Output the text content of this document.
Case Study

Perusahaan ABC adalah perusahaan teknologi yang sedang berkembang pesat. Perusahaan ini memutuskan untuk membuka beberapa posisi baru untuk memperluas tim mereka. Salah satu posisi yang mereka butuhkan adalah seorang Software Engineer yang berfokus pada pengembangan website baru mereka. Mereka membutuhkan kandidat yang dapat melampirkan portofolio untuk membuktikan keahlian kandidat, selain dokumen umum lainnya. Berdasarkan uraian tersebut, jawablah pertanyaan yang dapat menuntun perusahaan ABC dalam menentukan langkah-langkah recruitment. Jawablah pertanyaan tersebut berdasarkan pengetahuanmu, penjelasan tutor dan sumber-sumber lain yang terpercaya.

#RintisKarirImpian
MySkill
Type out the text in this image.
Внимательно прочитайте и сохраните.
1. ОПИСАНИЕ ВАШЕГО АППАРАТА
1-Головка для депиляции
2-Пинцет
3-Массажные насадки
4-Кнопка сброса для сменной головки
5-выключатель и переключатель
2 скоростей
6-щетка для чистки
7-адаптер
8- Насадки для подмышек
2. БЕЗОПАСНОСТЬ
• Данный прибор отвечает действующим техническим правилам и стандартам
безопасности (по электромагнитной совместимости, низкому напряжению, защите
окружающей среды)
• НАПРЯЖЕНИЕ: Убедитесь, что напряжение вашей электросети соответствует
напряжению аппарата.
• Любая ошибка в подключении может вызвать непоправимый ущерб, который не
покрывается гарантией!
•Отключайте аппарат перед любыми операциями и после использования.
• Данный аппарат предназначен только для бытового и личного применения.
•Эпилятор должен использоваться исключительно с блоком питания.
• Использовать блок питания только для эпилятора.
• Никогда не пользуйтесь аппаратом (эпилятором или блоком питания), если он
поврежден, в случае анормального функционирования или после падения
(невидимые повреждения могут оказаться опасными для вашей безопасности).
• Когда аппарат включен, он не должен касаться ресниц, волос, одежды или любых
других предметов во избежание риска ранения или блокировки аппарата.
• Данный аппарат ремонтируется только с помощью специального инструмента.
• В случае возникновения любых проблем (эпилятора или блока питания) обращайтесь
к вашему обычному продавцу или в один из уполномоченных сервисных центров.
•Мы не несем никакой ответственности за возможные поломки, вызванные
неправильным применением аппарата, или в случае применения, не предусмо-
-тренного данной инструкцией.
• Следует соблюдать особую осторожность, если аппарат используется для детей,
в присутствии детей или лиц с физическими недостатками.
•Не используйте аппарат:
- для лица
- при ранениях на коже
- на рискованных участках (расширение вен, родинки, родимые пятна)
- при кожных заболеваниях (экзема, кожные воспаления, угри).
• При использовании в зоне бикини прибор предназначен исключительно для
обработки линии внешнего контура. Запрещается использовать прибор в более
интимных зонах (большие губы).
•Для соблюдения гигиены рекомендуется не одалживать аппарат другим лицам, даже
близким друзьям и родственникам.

• **TASK STATEMENT**: Retype the data exactly as given.

• **EXERCISE SOLUTION**:
Output the text content of this document.
Case Study

Perusahaan ABC adalah perusahaan teknologi yang sedang berkembang pesat. Perusahaan ini memutuskan untuk membuka beberapa posisi baru untuk memperluas tim mereka. Salah satu posisi yang mereka butuhkan adalah seorang Software Engineer yang berfokus pada pengembangan website baru mereka. Mereka membutuhkan kandidat yang dapat melampirkan portofolio untuk membuktikan keahlian kandidat, selain dokumen umum lainnya. Berdasarkan uraian tersebut, jawablah pertanyaan yang dapat menuntun perusahaan ABC dalam menentukan langkah-langkah recruitment. Jawablah pertanyaan tersebut berdasarkan pengetahuanmu, penjelasan tutor dan sumber-sumber lain yang terpercaya.

#RintisKarirImpian
MySkill
Type out the text in this image.
Внимательно прочитайте и сохраните.
1. ОПИСАНИЕ ВАШЕГО АППАРАТА
1-Головка для депиляции
2-Пинцет
3-Массажные насадки
4-Кнопка сброса для сменной головки
5-выключатель и переключатель
2 скоростей
6-щетка для чистки
7-адаптер
8- Насадки для подмышек
2. БЕЗОПАСНОСТЬ
• Данный прибор отвечает действующим техническим правилам и стандартам
безопасности (по электромагнитной совместимости, низкому напряжению, защите
окружающей среды)
• НАПРЯЖЕНИЕ: Убедитесь, что напряжение вашей электросети соответствует
напряжению аппарата.
• Любая ошибка в подключении может вызвать непоправимый ущерб, который не
покрывается гарантией!
•Отключайте аппарат перед любыми операциями и после использования.
• Данный аппарат предназначен только для бытового и личного применения.
•Эпилятор должен использоваться исключительно с блоком питания.
• Использовать блок питания только для эпилятора.
• Никогда не пользуйтесь аппаратом (эпилятором или блоком питания), если он
поврежден, в случае анормального функционирования или после падения
(невидимые повреждения могут оказаться опасными для вашей безопасности).
• Когда аппарат включен, он не должен касаться ресниц, волос, одежды или любых
других предметов во избежание риска ранения или блокировки аппарата.
• Данный аппарат ремонтируется только с помощью специального инструмента.
• В случае возникновения любых проблем (эпилятора или блока питания) обращайтесь
к вашему обычному продавцу или в один из уполномоченных сервисных центров.
•Мы не несем никакой ответственности за возможные поломки, вызванные
неправильным применением аппарата, или в случае применения, не предусмо-
-тренного данной инструкцией.
• Следует соблюдать особую осторожность, если аппарат используется для детей,
в присутствии детей или лиц с физическими недостатками.
•Не используйте аппарат:
- для лица
- при ранениях на коже
- на рискованных участках (расширение вен, родинки, родимые пятна)
- при кожных заболеваниях (экзема, кожные воспаления, угри).
• При использовании в зоне бикини прибор предназначен исключительно для
обработки линии внешнего контура. Запрещается использовать прибор в более
интимных зонах (большие губы).
•Для соблюдения гигиены рекомендуется не одалживать аппарат другим лицам, даже
близким друзьям и родственникам.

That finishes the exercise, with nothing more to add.